GIVEN REQUEST: Type out the data exactly as given. Skip any image.

(Data entries for graphics)

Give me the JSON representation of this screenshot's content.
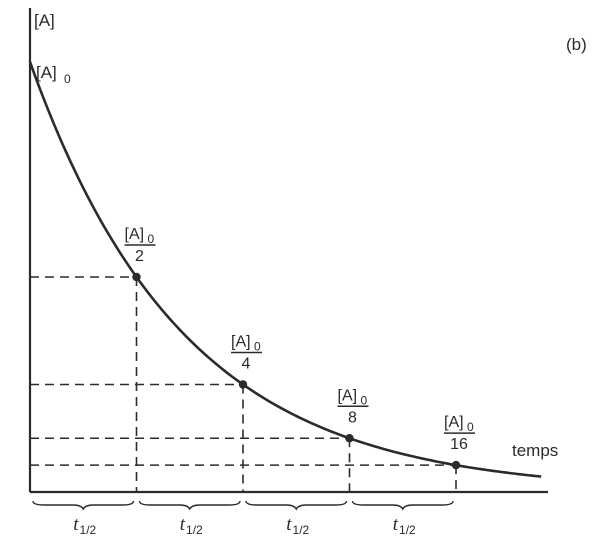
{
  "chart_data": {
    "type": "line",
    "panel_label": "(b)",
    "ylabel": "[A]",
    "xlabel": "temps",
    "y0_label": {
      "main": "[A]",
      "sub": "0"
    },
    "series": [
      {
        "x": [
          0,
          1,
          2,
          3,
          4
        ],
        "y": [
          1,
          0.5,
          0.25,
          0.125,
          0.0625
        ]
      }
    ],
    "xlim": [
      0,
      4.8
    ],
    "ylim": [
      0,
      1
    ],
    "points": [
      {
        "x": 1,
        "y": 0.5,
        "num": "[A]",
        "num_sub": "0",
        "den": "2"
      },
      {
        "x": 2,
        "y": 0.25,
        "num": "[A]",
        "num_sub": "0",
        "den": "4"
      },
      {
        "x": 3,
        "y": 0.125,
        "num": "[A]",
        "num_sub": "0",
        "den": "8"
      },
      {
        "x": 4,
        "y": 0.0625,
        "num": "[A]",
        "num_sub": "0",
        "den": "16"
      }
    ],
    "half_life_label": {
      "main": "t",
      "sub": "1/2"
    },
    "half_life_intervals": 4,
    "grid": false
  },
  "colors": {
    "ink": "#2b2b2b",
    "background": "#ffffff"
  }
}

PROBLEM SOLUTION:
Give me the JSON representation of this screenshot's content.
{
  "chart_data": {
    "type": "line",
    "panel_label": "(b)",
    "ylabel": "[A]",
    "xlabel": "temps",
    "y0_label": {
      "main": "[A]",
      "sub": "0"
    },
    "series": [
      {
        "x": [
          0,
          1,
          2,
          3,
          4
        ],
        "y": [
          1,
          0.5,
          0.25,
          0.125,
          0.0625
        ]
      }
    ],
    "xlim": [
      0,
      4.8
    ],
    "ylim": [
      0,
      1
    ],
    "points": [
      {
        "x": 1,
        "y": 0.5,
        "num": "[A]",
        "num_sub": "0",
        "den": "2"
      },
      {
        "x": 2,
        "y": 0.25,
        "num": "[A]",
        "num_sub": "0",
        "den": "4"
      },
      {
        "x": 3,
        "y": 0.125,
        "num": "[A]",
        "num_sub": "0",
        "den": "8"
      },
      {
        "x": 4,
        "y": 0.0625,
        "num": "[A]",
        "num_sub": "0",
        "den": "16"
      }
    ],
    "half_life_label": {
      "main": "t",
      "sub": "1/2"
    },
    "half_life_intervals": 4,
    "grid": false
  },
  "colors": {
    "ink": "#2b2b2b",
    "background": "#ffffff"
  }
}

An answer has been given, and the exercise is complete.